● PROBLEM TO SOLVE: For each line of the data below that holds "области", copy the line.

Collected data entries
################

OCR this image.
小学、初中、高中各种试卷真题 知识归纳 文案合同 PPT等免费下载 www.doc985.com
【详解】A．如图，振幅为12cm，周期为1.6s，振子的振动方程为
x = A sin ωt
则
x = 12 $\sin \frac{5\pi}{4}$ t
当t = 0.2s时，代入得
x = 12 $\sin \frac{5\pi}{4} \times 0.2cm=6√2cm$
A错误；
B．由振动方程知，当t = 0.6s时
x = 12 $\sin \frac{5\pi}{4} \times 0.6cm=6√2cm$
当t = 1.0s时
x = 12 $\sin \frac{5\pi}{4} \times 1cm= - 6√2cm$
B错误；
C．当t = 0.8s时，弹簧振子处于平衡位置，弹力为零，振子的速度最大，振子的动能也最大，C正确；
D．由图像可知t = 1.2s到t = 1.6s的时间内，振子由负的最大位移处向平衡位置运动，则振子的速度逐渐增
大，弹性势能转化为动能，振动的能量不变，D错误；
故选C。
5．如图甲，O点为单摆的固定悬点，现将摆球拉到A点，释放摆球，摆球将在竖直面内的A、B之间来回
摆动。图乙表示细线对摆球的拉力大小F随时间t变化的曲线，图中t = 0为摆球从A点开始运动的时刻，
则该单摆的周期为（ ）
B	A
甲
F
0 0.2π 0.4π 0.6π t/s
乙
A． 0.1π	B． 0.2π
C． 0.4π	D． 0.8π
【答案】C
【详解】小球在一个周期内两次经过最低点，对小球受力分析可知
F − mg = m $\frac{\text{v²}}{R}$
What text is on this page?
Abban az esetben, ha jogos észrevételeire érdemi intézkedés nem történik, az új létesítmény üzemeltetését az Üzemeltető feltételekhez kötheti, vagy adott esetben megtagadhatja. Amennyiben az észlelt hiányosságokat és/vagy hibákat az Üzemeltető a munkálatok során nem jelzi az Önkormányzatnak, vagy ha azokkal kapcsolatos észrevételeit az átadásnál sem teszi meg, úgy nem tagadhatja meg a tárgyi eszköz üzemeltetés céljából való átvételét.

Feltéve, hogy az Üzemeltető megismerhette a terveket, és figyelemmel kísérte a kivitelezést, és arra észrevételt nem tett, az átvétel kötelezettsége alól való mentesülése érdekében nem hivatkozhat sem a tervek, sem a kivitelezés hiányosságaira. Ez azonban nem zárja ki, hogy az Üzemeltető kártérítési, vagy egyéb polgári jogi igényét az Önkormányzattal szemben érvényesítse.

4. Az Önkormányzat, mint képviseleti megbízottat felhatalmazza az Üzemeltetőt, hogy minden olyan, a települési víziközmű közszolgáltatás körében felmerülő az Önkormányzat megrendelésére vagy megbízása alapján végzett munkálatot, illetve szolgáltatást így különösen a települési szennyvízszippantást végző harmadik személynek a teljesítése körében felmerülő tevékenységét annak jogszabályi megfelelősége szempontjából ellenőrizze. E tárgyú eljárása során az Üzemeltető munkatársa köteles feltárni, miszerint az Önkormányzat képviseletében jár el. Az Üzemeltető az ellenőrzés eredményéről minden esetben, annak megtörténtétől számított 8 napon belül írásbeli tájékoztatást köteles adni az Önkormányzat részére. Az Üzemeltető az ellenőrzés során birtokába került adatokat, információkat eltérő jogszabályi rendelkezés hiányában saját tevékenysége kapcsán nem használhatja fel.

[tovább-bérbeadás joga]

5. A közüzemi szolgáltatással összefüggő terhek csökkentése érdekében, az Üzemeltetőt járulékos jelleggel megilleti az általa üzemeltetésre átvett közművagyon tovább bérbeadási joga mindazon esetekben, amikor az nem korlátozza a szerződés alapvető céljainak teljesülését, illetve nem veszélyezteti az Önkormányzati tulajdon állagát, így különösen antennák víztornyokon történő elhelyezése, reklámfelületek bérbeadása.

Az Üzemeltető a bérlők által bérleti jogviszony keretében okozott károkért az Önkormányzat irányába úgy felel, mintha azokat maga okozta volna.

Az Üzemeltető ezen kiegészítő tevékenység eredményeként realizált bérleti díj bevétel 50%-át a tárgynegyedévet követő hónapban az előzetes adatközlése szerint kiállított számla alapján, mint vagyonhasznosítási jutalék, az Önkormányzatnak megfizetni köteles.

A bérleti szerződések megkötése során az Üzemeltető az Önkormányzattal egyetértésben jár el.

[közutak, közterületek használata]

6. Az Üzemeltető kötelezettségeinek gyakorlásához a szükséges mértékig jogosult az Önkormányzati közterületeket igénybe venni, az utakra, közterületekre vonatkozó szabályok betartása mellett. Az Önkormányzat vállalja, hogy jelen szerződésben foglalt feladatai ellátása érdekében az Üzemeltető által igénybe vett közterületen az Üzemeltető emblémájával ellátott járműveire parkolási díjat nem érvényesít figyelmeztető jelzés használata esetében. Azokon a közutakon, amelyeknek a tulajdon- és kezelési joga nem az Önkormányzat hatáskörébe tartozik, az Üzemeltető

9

################

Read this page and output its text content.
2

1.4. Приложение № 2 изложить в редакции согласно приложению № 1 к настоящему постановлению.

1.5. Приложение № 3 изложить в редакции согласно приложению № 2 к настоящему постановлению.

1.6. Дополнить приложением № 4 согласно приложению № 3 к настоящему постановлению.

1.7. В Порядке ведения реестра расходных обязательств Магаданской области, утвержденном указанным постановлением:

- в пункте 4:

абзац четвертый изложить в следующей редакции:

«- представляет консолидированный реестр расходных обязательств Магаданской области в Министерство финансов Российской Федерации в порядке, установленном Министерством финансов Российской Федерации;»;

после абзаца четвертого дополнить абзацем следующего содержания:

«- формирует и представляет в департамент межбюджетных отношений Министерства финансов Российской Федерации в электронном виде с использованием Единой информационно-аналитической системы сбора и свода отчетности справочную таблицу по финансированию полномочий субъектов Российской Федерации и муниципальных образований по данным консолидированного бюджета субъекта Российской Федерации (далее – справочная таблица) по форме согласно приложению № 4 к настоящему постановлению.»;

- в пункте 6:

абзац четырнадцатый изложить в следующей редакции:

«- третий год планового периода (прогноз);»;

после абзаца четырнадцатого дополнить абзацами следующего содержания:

################

● TASK OUTPUT:
1.7. В Порядке ведения реестра расходных обязательств Магаданской области, утвержденном указанным постановлением:
«- представляет консолидированный реестр расходных обязательств Магаданской области в Министерство финансов Российской Федерации в порядке, установленном Министерством финансов Российской Федерации;»;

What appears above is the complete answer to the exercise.